→ **What to do**
Each line below is to be written out in full, exactly as shown.

→ **Material supplied**

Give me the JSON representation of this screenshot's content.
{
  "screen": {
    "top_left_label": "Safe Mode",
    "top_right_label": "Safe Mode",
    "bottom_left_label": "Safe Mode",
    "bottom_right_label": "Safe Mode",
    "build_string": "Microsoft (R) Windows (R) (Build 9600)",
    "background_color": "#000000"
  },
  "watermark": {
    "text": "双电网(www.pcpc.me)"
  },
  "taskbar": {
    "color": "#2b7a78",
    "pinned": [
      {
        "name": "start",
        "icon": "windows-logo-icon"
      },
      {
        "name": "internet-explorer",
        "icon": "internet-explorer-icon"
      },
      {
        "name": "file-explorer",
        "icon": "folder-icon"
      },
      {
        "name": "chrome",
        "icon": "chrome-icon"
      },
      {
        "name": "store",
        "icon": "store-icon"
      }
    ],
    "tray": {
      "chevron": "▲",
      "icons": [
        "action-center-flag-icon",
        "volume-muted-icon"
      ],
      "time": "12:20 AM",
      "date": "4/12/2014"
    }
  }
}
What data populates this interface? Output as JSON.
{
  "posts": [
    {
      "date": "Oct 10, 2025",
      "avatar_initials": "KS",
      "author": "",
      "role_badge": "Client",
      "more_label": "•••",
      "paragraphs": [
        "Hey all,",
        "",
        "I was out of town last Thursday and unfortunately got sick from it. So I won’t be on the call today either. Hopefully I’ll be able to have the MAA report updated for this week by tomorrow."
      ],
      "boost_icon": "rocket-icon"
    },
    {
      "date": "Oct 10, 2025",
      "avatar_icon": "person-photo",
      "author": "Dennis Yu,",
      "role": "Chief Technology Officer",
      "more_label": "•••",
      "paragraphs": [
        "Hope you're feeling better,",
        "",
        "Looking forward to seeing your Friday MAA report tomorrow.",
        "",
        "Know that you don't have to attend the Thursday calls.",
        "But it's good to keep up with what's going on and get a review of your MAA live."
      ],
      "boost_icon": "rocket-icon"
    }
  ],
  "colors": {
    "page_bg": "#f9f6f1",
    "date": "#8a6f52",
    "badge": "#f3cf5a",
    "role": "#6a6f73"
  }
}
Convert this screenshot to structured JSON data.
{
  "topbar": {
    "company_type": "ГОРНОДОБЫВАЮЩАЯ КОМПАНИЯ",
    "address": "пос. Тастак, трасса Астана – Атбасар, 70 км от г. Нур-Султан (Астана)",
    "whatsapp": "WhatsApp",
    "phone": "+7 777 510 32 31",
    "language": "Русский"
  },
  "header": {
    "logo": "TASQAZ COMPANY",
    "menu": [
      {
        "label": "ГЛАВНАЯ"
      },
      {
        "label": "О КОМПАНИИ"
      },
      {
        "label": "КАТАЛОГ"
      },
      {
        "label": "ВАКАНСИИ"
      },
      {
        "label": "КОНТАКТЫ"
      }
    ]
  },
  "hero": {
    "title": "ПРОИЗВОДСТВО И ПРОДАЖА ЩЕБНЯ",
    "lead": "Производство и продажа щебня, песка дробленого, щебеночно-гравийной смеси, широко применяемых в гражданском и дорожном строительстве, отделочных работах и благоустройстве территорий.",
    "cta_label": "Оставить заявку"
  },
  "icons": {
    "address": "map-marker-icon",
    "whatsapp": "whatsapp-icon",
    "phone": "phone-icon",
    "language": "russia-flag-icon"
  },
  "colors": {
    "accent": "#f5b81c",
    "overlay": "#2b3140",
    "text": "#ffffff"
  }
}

→ **Full output**
Give me the JSON representation of this screenshot's content.
{
  "screen": {
    "top_left_label": "Safe Mode",
    "top_right_label": "Safe Mode",
    "bottom_left_label": "Safe Mode",
    "bottom_right_label": "Safe Mode",
    "build_string": "Microsoft (R) Windows (R) (Build 9600)",
    "background_color": "#000000"
  },
  "watermark": {
    "text": "双电网(www.pcpc.me)"
  },
  "taskbar": {
    "color": "#2b7a78",
    "pinned": [
      {
        "name": "start",
        "icon": "windows-logo-icon"
      },
      {
        "name": "internet-explorer",
        "icon": "internet-explorer-icon"
      },
      {
        "name": "file-explorer",
        "icon": "folder-icon"
      },
      {
        "name": "chrome",
        "icon": "chrome-icon"
      },
      {
        "name": "store",
        "icon": "store-icon"
      }
    ],
    "tray": {
      "chevron": "▲",
      "icons": [
        "action-center-flag-icon",
        "volume-muted-icon"
      ],
      "time": "12:20 AM",
      "date": "4/12/2014"
    }
  }
}
What data populates this interface? Output as JSON.
{
  "posts": [
    {
      "date": "Oct 10, 2025",
      "avatar_initials": "KS",
      "author": "",
      "role_badge": "Client",
      "more_label": "•••",
      "paragraphs": [
        "Hey all,",
        "",
        "I was out of town last Thursday and unfortunately got sick from it. So I won’t be on the call today either. Hopefully I’ll be able to have the MAA report updated for this week by tomorrow."
      ],
      "boost_icon": "rocket-icon"
    },
    {
      "date": "Oct 10, 2025",
      "avatar_icon": "person-photo",
      "author": "Dennis Yu,",
      "role": "Chief Technology Officer",
      "more_label": "•••",
      "paragraphs": [
        "Hope you're feeling better,",
        "",
        "Looking forward to seeing your Friday MAA report tomorrow.",
        "",
        "Know that you don't have to attend the Thursday calls.",
        "But it's good to keep up with what's going on and get a review of your MAA live."
      ],
      "boost_icon": "rocket-icon"
    }
  ],
  "colors": {
    "page_bg": "#f9f6f1",
    "date": "#8a6f52",
    "badge": "#f3cf5a",
    "role": "#6a6f73"
  }
}
Convert this screenshot to structured JSON data.
{
  "topbar": {
    "company_type": "ГОРНОДОБЫВАЮЩАЯ КОМПАНИЯ",
    "address": "пос. Тастак, трасса Астана – Атбасар, 70 км от г. Нур-Султан (Астана)",
    "whatsapp": "WhatsApp",
    "phone": "+7 777 510 32 31",
    "language": "Русский"
  },
  "header": {
    "logo": "TASQAZ COMPANY",
    "menu": [
      {
        "label": "ГЛАВНАЯ"
      },
      {
        "label": "О КОМПАНИИ"
      },
      {
        "label": "КАТАЛОГ"
      },
      {
        "label": "ВАКАНСИИ"
      },
      {
        "label": "КОНТАКТЫ"
      }
    ]
  },
  "hero": {
    "title": "ПРОИЗВОДСТВО И ПРОДАЖА ЩЕБНЯ",
    "lead": "Производство и продажа щебня, песка дробленого, щебеночно-гравийной смеси, широко применяемых в гражданском и дорожном строительстве, отделочных работах и благоустройстве территорий.",
    "cta_label": "Оставить заявку"
  },
  "icons": {
    "address": "map-marker-icon",
    "whatsapp": "whatsapp-icon",
    "phone": "phone-icon",
    "language": "russia-flag-icon"
  },
  "colors": {
    "accent": "#f5b81c",
    "overlay": "#2b3140",
    "text": "#ffffff"
  }
}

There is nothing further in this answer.